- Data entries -
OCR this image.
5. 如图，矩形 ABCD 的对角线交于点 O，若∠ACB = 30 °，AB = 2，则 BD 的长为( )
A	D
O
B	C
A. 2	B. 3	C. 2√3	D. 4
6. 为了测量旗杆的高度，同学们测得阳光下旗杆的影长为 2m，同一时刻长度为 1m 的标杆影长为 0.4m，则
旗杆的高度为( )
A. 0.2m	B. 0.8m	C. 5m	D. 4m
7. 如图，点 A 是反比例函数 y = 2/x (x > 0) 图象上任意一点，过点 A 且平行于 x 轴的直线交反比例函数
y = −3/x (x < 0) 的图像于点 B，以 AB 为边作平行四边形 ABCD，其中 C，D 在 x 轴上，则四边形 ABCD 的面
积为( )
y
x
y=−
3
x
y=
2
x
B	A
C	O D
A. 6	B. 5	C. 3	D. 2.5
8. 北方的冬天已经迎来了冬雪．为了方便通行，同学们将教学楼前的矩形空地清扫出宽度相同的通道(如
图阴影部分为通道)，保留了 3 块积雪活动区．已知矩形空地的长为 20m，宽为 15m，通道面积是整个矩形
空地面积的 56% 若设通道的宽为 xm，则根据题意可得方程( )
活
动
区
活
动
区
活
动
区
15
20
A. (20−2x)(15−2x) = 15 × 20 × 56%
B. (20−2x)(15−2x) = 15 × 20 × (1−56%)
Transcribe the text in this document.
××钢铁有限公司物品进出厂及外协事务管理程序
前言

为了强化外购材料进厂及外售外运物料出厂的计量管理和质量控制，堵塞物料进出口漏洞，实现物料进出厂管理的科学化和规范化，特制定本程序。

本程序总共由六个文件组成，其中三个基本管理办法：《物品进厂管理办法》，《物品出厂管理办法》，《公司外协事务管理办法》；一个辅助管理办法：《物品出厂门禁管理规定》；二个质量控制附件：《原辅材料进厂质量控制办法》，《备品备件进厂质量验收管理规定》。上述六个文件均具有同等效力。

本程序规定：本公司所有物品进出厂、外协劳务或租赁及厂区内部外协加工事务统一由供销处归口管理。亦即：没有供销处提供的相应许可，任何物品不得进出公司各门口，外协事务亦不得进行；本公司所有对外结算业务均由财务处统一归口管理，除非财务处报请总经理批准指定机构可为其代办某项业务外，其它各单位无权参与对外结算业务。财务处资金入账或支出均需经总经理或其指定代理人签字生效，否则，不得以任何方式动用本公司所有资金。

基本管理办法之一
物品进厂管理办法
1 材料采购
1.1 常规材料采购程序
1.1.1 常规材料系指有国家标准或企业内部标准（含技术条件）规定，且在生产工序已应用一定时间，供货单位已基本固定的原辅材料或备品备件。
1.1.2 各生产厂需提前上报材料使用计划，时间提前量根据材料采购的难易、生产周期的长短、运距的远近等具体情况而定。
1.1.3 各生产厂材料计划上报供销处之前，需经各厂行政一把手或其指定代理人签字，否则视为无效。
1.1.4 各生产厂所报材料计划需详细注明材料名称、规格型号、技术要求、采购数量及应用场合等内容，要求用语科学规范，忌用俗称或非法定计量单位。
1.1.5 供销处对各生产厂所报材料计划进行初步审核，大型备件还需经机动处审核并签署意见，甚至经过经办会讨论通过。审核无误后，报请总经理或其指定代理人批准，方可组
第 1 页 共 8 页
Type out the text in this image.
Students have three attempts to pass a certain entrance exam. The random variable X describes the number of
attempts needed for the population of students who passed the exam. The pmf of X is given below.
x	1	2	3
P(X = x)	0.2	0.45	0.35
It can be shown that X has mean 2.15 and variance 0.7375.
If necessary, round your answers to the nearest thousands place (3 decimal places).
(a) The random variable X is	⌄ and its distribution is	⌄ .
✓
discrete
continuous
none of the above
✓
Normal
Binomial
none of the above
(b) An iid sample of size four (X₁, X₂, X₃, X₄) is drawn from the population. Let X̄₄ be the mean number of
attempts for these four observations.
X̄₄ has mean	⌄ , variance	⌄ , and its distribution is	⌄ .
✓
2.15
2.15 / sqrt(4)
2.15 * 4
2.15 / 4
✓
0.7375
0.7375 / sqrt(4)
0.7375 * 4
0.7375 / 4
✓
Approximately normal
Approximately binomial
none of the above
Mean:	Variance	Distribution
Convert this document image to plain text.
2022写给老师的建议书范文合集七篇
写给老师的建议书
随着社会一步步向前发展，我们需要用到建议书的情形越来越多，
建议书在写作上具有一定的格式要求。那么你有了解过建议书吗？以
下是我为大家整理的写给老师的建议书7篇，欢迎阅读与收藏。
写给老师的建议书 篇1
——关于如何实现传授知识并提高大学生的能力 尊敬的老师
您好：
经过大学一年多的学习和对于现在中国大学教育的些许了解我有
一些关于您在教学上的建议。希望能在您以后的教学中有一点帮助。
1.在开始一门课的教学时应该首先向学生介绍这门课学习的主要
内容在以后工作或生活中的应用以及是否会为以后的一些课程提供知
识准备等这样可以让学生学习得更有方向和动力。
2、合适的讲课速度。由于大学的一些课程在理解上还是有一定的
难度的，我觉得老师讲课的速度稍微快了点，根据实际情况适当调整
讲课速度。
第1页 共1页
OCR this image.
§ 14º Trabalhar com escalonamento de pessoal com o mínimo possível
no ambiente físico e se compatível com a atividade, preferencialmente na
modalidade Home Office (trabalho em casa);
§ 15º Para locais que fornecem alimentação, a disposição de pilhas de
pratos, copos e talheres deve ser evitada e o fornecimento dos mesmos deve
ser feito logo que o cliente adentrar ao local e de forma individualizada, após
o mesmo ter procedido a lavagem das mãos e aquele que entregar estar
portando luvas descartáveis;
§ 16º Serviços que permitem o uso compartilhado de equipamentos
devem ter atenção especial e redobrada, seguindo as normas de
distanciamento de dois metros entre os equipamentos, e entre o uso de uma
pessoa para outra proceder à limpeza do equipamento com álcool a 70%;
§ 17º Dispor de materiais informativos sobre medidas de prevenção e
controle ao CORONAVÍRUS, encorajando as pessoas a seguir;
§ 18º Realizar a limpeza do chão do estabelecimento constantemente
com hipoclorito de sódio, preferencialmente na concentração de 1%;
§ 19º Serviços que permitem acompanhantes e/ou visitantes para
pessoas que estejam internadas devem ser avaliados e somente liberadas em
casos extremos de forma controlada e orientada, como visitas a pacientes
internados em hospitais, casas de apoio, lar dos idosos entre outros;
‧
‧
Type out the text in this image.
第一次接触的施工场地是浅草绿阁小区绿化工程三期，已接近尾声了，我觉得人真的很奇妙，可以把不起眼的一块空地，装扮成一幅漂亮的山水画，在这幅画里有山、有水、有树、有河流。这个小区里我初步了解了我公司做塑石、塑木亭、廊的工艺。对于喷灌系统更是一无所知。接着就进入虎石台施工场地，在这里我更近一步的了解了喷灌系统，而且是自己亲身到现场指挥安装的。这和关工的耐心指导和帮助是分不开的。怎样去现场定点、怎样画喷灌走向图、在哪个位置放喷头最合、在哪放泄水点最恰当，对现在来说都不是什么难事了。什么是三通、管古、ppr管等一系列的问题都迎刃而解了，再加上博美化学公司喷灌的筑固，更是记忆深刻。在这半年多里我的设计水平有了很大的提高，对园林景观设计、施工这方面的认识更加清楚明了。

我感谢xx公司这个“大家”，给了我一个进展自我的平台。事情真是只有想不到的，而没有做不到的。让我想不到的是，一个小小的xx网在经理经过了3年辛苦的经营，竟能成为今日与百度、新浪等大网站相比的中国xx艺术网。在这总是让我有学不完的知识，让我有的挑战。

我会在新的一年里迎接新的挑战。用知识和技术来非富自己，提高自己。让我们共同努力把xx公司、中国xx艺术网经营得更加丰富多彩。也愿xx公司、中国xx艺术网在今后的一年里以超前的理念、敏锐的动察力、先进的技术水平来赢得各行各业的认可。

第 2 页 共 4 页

- EXERCISE PROMPT -
Extract each line from the entries above that contains the string "物品进厂管理办法".

- RESULT -
本程序总共由六个文件组成，其中三个基本管理办法：《物品进厂管理办法》，《物品出厂管理办法》，《公司外协事务管理办法》；一个辅助管理办法：《物品出厂门禁管理规定》；二个质量控制附件：《原辅材料进厂质量控制办法》，《备品备件进厂质量验收管理规定》。上述六个文件均具有同等效力。
物品进厂管理办法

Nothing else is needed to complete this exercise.